[WHAT IS BEING ASKED]: Within the listing below, locate all lines containing the word "rooksnippers". Copy each one.

[PROVIDED DATA]:
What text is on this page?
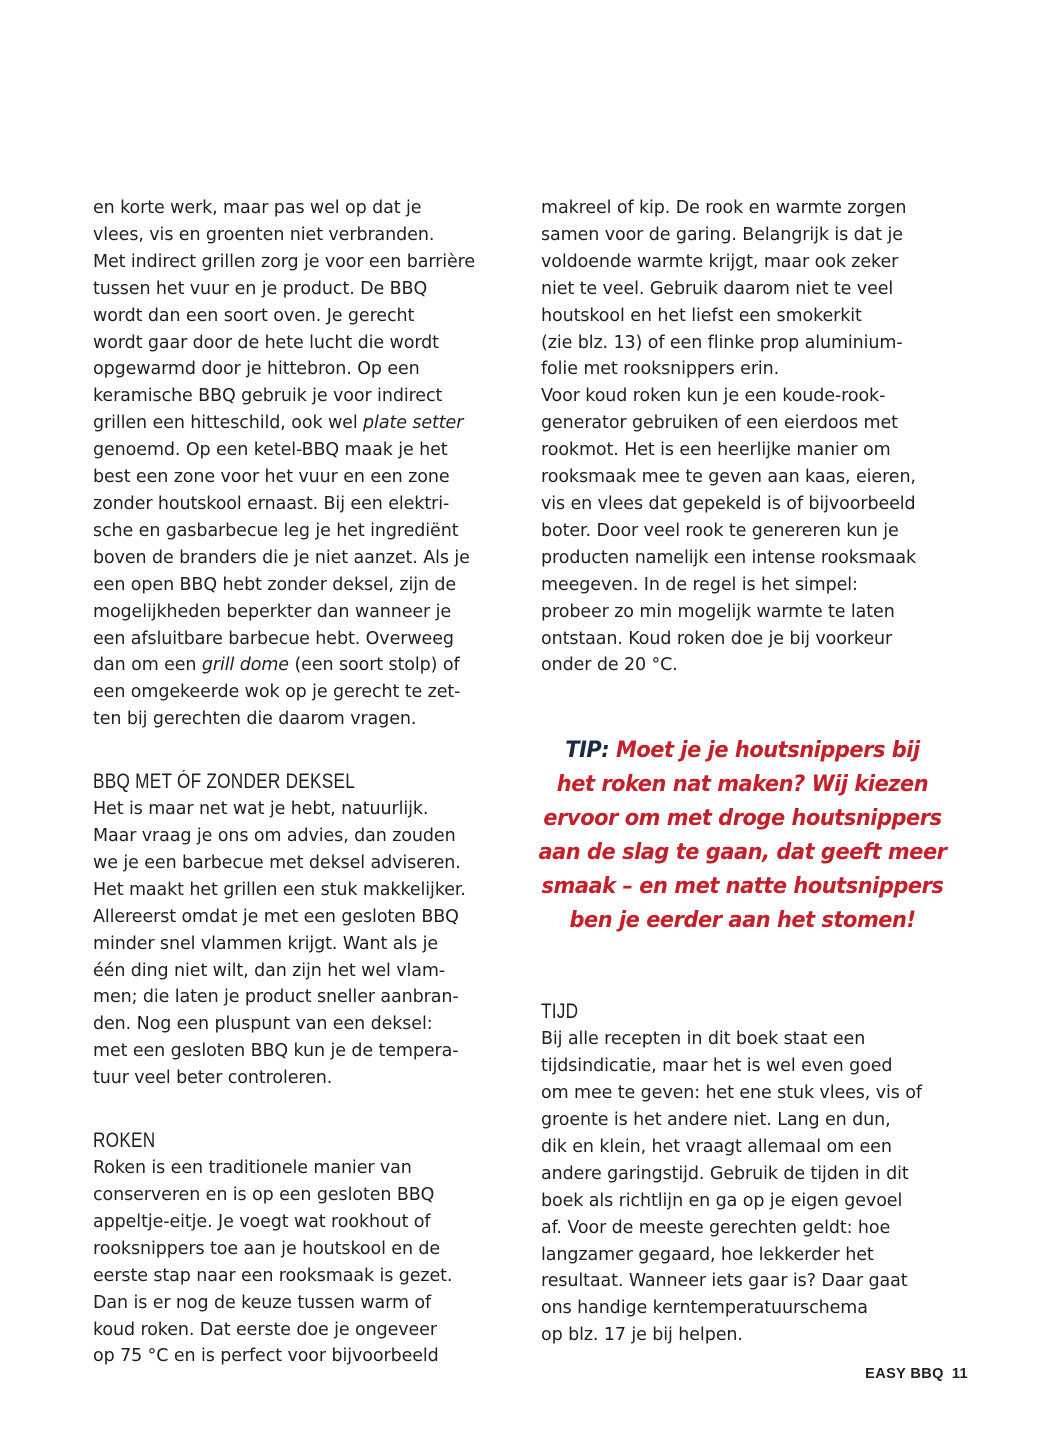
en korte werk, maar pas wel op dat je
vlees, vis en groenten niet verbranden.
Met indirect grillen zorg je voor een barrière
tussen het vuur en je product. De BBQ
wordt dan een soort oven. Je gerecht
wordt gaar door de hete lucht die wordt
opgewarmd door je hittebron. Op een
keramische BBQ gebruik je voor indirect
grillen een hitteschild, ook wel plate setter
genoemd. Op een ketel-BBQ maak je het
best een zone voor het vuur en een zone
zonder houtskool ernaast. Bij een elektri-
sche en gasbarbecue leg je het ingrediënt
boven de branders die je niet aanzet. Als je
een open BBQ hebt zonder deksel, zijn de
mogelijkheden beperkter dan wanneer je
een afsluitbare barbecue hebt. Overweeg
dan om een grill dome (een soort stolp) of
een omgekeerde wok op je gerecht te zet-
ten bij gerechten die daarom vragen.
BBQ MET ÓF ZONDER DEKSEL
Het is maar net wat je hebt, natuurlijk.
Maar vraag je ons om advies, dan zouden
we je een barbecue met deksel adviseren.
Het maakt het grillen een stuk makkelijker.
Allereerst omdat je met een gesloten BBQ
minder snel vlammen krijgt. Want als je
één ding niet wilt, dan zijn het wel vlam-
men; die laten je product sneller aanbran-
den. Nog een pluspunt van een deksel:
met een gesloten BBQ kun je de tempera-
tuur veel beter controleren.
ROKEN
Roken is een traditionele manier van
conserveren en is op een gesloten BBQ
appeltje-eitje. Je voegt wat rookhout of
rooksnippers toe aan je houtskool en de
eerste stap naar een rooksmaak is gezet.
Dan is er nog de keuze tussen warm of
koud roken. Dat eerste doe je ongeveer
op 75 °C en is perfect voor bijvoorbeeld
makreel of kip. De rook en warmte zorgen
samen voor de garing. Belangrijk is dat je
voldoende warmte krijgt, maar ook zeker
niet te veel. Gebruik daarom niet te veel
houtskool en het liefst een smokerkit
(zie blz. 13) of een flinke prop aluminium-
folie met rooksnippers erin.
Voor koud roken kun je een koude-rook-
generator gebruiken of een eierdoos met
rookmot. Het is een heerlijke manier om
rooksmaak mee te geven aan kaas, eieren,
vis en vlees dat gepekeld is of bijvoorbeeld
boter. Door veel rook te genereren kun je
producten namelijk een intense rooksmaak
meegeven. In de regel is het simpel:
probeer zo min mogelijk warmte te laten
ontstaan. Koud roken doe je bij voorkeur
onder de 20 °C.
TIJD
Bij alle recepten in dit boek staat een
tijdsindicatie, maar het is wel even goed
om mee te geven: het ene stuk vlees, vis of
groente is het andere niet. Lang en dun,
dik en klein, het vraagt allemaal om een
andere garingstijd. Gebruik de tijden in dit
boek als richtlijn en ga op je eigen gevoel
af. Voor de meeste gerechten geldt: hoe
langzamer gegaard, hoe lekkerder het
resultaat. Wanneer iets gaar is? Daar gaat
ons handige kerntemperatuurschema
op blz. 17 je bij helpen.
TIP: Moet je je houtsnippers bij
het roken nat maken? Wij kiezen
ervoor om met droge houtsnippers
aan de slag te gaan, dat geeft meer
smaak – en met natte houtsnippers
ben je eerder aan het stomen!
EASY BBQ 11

* * *

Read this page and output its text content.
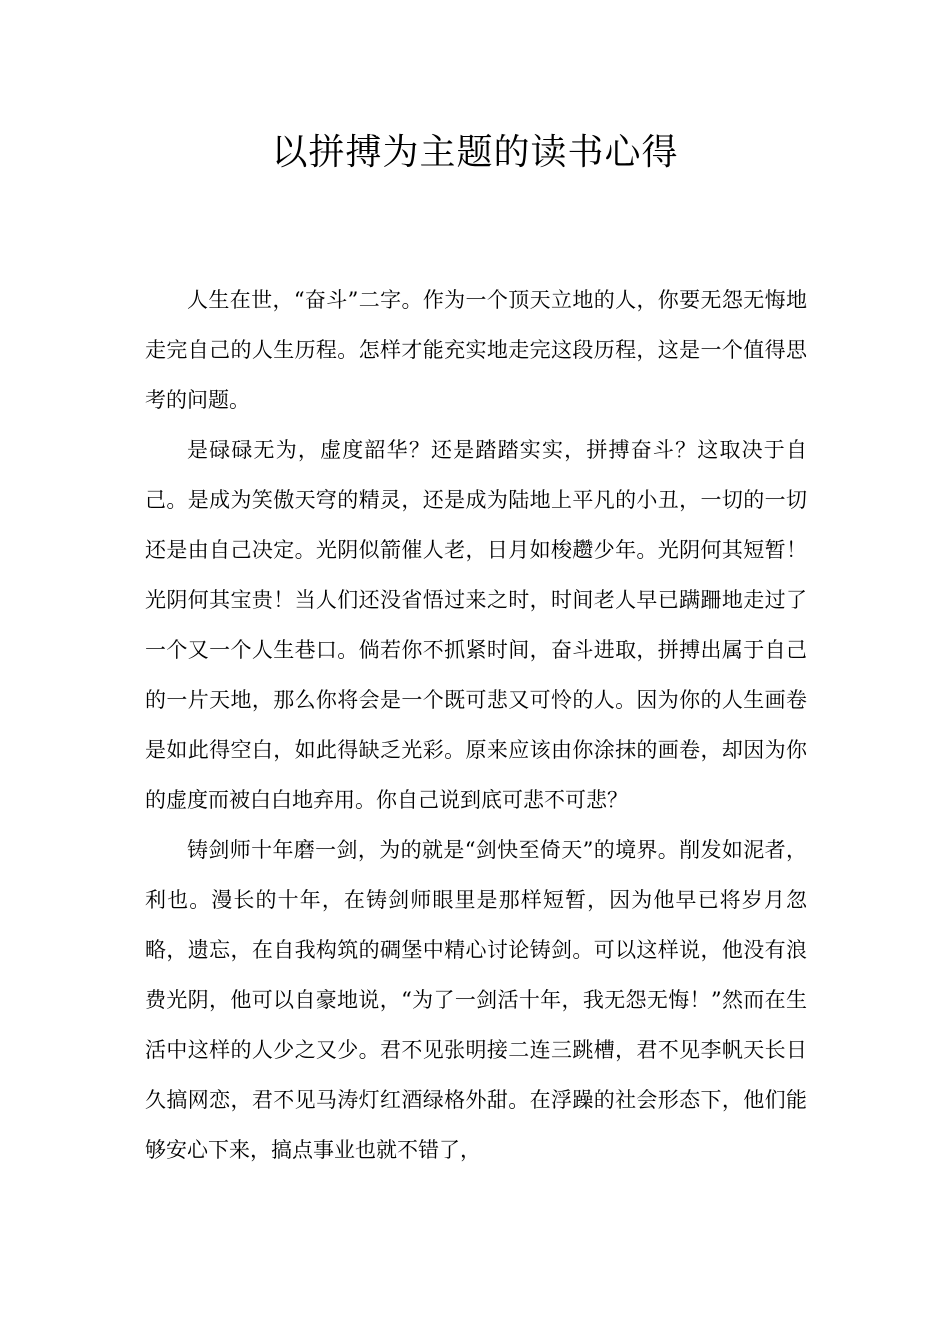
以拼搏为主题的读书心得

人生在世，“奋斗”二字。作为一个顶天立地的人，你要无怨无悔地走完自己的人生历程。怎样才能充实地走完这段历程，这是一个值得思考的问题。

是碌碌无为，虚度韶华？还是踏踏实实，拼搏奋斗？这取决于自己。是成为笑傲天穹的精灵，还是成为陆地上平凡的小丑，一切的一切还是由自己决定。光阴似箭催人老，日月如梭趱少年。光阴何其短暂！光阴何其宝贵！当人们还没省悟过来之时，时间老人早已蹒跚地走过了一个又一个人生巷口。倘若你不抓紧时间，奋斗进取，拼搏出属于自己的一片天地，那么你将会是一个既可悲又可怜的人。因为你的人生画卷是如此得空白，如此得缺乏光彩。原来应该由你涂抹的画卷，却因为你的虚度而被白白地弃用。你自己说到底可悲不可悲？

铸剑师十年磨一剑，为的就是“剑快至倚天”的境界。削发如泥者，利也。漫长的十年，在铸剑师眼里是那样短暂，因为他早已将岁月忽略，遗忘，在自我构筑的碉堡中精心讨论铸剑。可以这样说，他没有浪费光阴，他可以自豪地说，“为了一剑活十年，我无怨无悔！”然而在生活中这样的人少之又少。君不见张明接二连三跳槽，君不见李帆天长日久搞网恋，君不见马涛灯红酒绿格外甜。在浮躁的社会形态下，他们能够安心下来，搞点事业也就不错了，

[TASK ANSWER]:
rooksnippers toe aan je houtskool en de
folie met rooksnippers erin.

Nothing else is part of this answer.